Source extract:
↓
How to Plan Well for Manufacturing Day 2023
Manufacturing Day 2023 is October 6th this year… you have time, but it moves fast, so here are ideas to help you unlock how you’ll celebrate and inspire kids to take up CTE (Career Technical Education) and STEM (Science Technology Engineering & Math).
For the sake of your ease, we are breaking this blog into sections for different readers.
Section 1: Connecting Schools and Manufacturers (3 min. read)
Section 2: How Teachers can prepare Students for Manufacturing Day Visits (5 min. read)
Section 3: How Manufacturers can prepare to bring awe and wonder to Student & Community Visitors (4 min. read)
Section 1: How to Connect Manufacturers & Schools
Did you know that approximately 63% of the world population is an S on the DISC Personality Assessment? If you are an S you are likely a great team player but may not naturally know how to take on new initiatives. I’m convinced that this very natural reality holds great people back from doing great things. They just don’t naturally have a “let’s start a brand-new thing” vibe to their personality. With that in mind, this section will help you break loose and start a new, great thing for Manufacturing Day.
Manufacturers: How to reach out to Schools about Manufacturing Day
The important first step is to make an initial connection. If you don’t know the STEM & CTE Teachers at your local middle school and high schools, call the front office. I’m on the school board in my community and am familiar with most of the staff at my kids’ schools. The gatekeepers are at the front desk. They know everyone and a bit about everything at their school. They care so much about student success. When you call, just tell them what you are up to and ask for their help. They WILL help.
In fact, here’s a mock script for this call:
“Hi, I’m (name) from (business).
I’d like to talk to either a science teacher, a math teacher or maybe the school counselor. We’re a manufacturing business, and there’s the annual event called Manufacturing Day to get kids excited about our industry and all the STEM stuff that happens in it. We’d really like to find a way to do this with your school.
Do you know who I should talk to about this idea?”
Trust me… that level of transparency and humility will be noticed. They’ll connect you. And then it’s on you to basically say the same thing over again and ask one more critical question:
“Would you mind if I dropped in, so we can talk about how we can get your school involved?”
Come to that meeting with some semblance of a plan – basic ideas – and then ask them how their school normally participates with field trips like these. Learn how they need you to operate and work with them to come up with a plan of action.
Make sure to register your event at https://mfgday.com/ so that you can be a positive part of the movement.
Inspiring True Story:
I know the above approach works from experience. You see, I want my kids and their peers to be exposed to “non-traditional” career paths. What I mean is, I don’t want college blindly rammed down their throats as the only option for a future. College is great if you have a plan for success. Other options are equally great if they represent their own viable plan for success. Exposure to options and new ideas is critical to help choose that success path. As such, I found out that the regional airport near my home was a local gem that went unnoticed by our community. The site has more than 1600 jobs on the property. Jobs include everything from ATC (Air Traffic Control) to A&P (Airframe & Power maintenance) and Avionics to mowing the lawn and firefighting. I approached both my school AND the airport’s GM to pair them in a program I called “Pathways to Flight”. We now take our students for a ½ day immersive tour and career day event on-site at the airport… all because I called two parties – the school and the airport – and pitched an idea. It took about 10 meetings to pull it all together, but it worked splendidly. Secretly I also knew that the airport is about to build 80 acres worth of manufacturing space on site and that’ll be a huge boost to local jobs and our kids will be the right age to take entry-level positions there once it’s built. So… I’m playing chess 5–10 years out to get Manufacturing Day wins for all parties.
↑
Entries:
↓
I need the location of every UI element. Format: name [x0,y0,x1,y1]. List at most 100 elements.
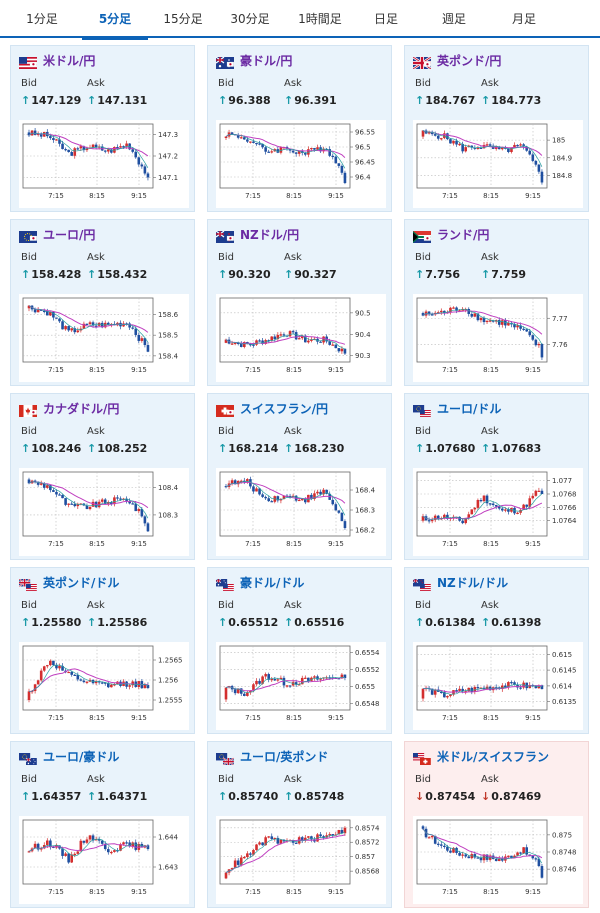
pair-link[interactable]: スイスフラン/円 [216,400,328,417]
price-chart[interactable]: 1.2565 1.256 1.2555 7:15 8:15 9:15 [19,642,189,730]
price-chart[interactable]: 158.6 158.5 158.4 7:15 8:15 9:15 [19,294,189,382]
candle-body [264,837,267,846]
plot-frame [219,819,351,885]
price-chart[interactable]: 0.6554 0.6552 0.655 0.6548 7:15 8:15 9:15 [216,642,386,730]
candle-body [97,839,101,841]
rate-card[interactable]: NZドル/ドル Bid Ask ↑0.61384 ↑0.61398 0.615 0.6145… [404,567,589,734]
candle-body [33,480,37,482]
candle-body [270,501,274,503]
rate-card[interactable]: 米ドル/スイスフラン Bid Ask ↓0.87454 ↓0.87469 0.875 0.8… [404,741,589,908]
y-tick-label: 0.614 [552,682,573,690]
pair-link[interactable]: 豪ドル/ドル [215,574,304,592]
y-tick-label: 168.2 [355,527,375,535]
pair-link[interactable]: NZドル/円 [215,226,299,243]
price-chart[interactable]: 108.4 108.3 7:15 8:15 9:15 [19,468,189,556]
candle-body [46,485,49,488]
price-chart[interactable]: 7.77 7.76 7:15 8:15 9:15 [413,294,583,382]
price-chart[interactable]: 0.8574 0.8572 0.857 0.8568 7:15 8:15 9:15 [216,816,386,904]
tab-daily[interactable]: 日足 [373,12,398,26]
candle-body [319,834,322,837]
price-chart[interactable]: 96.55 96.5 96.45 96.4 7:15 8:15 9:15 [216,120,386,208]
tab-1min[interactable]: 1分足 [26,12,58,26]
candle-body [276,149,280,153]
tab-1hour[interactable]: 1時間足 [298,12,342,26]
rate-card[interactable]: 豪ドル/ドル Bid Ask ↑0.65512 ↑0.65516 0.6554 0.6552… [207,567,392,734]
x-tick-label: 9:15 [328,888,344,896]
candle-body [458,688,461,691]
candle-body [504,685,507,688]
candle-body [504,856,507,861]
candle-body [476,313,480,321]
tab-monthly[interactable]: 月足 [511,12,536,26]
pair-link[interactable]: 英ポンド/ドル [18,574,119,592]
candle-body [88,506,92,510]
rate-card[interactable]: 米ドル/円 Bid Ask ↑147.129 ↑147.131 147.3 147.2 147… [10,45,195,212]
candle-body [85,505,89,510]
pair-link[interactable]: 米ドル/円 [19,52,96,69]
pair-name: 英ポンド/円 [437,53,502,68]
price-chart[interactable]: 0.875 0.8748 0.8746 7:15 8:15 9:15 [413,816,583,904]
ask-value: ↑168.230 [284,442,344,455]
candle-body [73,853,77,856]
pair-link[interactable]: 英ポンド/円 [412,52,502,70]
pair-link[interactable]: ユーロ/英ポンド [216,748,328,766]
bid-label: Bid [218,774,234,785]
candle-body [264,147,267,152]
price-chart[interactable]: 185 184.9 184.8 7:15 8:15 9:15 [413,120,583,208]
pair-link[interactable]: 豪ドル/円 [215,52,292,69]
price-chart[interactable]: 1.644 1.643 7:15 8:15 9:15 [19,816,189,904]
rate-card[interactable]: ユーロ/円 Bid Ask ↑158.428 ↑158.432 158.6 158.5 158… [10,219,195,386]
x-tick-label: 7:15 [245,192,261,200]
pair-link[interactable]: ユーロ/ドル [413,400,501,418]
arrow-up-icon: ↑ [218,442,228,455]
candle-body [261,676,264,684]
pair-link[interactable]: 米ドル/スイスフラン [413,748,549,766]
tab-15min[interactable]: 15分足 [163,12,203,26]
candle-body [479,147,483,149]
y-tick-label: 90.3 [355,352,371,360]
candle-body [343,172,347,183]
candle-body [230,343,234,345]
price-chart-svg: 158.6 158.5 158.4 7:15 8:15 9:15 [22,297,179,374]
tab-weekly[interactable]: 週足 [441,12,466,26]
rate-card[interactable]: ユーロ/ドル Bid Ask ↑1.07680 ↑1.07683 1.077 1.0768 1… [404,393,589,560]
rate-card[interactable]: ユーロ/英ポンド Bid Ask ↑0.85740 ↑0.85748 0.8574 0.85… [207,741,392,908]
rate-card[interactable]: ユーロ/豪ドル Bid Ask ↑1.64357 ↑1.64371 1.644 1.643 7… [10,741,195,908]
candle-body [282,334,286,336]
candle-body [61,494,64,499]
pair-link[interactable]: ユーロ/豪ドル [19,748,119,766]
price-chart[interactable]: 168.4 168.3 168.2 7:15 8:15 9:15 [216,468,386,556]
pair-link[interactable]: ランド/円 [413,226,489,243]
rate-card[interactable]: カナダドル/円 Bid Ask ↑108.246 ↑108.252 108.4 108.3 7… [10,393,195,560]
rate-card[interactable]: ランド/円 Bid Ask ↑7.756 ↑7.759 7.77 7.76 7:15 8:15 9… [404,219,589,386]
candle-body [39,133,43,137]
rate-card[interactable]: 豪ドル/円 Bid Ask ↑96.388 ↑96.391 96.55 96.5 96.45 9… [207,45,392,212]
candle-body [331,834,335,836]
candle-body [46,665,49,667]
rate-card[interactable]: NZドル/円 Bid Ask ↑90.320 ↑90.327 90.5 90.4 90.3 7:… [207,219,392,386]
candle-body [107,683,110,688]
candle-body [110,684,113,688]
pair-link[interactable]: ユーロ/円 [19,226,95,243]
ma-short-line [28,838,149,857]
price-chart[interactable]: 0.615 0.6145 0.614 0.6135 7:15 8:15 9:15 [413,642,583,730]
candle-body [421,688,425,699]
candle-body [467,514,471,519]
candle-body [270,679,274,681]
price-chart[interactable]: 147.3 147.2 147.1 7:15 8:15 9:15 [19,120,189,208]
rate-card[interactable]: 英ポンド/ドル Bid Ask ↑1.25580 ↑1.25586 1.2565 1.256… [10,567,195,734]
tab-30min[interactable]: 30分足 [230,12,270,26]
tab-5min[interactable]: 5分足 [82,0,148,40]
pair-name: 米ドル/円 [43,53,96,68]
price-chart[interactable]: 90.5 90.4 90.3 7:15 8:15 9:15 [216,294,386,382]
↑
Work to do: According to the Manufacturing Day planning post, how many jobs are on the regional airport property? Nothing in the entries matters here.

Result for this exercise: More than 1600 jobs.